- Exercise description
Lines containing the string "成为人们出游新选择" are to be counted. Write only how many there are.

- Stored data entries
_ _ _

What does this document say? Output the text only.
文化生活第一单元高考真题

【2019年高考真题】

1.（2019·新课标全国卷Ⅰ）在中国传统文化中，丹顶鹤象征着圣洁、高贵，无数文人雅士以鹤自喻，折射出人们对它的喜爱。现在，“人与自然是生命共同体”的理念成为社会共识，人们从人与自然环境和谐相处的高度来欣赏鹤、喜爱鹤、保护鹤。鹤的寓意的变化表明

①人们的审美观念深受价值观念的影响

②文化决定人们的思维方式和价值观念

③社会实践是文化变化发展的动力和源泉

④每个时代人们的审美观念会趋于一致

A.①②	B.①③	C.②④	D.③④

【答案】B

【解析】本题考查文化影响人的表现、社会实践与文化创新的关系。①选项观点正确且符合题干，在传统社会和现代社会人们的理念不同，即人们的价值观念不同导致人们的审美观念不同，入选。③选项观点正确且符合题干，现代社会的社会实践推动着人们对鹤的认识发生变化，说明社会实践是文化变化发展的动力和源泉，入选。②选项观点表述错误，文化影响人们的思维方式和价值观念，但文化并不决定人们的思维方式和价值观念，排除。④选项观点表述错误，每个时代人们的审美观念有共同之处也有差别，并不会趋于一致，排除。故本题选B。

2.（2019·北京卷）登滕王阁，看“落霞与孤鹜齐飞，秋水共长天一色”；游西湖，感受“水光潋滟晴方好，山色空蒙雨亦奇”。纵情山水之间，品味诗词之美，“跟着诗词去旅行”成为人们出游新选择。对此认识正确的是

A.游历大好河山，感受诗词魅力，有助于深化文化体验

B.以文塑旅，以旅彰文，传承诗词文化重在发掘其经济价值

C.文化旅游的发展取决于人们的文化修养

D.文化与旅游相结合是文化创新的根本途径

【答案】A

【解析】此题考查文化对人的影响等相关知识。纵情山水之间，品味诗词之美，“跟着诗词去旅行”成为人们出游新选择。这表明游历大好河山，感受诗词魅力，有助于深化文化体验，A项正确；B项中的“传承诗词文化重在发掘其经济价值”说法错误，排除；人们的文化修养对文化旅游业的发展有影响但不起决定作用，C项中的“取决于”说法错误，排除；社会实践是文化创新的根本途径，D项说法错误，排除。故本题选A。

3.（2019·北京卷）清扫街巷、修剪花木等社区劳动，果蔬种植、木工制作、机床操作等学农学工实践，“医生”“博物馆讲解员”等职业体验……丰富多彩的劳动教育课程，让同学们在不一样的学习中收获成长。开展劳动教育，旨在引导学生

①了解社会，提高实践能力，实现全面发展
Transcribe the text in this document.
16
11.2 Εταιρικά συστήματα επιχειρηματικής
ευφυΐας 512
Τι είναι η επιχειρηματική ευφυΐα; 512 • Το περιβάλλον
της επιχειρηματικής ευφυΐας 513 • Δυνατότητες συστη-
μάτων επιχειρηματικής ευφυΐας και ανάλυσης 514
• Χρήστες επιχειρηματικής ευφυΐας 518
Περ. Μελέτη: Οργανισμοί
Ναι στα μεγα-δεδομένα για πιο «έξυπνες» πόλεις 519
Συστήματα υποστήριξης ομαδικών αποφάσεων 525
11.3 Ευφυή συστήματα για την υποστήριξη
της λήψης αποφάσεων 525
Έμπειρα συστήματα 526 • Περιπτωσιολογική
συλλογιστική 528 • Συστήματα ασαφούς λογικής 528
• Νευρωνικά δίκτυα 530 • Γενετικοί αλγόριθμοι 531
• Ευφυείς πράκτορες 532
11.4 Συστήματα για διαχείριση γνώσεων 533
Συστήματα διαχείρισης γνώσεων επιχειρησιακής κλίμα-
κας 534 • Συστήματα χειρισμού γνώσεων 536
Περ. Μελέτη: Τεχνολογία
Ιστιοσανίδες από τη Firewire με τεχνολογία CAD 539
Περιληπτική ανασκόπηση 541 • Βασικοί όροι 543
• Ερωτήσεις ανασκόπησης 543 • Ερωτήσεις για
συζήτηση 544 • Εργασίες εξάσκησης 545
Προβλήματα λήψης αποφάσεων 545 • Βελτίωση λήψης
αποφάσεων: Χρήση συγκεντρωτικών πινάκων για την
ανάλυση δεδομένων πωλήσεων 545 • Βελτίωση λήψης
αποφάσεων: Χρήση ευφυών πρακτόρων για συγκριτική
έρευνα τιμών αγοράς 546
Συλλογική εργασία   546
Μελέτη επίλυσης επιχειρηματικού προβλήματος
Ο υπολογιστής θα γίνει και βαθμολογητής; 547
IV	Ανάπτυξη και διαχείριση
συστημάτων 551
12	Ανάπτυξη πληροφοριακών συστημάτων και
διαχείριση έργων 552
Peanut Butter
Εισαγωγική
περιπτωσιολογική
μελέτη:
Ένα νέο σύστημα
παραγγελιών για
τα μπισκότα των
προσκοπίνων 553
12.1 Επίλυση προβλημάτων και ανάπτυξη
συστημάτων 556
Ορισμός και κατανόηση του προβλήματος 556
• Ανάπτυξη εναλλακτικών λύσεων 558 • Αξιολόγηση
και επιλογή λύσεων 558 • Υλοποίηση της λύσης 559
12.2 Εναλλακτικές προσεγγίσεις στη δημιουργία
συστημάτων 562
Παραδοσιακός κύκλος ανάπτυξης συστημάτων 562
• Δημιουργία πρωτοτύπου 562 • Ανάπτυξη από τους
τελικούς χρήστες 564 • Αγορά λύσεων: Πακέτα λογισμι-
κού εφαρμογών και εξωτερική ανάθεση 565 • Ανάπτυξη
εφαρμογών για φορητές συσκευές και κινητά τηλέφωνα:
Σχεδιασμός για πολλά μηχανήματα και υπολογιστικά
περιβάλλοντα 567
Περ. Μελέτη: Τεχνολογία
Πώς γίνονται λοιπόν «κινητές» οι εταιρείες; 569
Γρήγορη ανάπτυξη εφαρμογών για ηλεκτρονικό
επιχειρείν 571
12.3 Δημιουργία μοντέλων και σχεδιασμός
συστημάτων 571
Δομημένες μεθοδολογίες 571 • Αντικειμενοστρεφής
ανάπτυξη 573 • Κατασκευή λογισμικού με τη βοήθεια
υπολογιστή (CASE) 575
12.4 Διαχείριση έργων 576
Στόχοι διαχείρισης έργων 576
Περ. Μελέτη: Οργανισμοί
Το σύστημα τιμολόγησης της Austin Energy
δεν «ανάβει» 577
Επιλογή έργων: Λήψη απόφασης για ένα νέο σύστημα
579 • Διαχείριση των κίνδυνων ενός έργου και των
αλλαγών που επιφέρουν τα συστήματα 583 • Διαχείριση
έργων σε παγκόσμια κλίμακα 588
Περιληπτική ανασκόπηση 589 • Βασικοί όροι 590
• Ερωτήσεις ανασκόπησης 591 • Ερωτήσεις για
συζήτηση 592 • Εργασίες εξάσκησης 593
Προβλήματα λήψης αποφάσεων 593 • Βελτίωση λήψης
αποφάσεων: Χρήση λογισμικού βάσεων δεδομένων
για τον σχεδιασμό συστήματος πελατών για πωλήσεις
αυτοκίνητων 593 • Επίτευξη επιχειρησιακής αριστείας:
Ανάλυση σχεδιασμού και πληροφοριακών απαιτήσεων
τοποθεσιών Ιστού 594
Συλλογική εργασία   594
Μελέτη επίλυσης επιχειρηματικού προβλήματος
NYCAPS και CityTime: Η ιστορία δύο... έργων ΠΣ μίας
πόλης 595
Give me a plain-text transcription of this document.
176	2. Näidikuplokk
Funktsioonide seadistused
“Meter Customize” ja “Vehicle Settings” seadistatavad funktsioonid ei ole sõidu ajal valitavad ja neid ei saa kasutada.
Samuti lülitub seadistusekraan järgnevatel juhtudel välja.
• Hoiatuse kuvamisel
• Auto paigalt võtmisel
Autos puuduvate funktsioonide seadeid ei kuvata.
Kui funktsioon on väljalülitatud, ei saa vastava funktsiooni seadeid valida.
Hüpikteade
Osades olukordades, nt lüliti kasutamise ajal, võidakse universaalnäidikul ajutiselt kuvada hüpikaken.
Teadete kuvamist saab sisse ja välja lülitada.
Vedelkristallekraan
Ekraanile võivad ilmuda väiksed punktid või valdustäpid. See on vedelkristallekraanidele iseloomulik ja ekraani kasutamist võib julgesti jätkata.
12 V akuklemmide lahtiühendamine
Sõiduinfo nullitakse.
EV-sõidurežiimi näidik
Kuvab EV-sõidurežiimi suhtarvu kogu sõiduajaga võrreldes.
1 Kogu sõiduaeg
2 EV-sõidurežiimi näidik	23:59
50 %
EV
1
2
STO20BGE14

_ _ _

- Written reply
2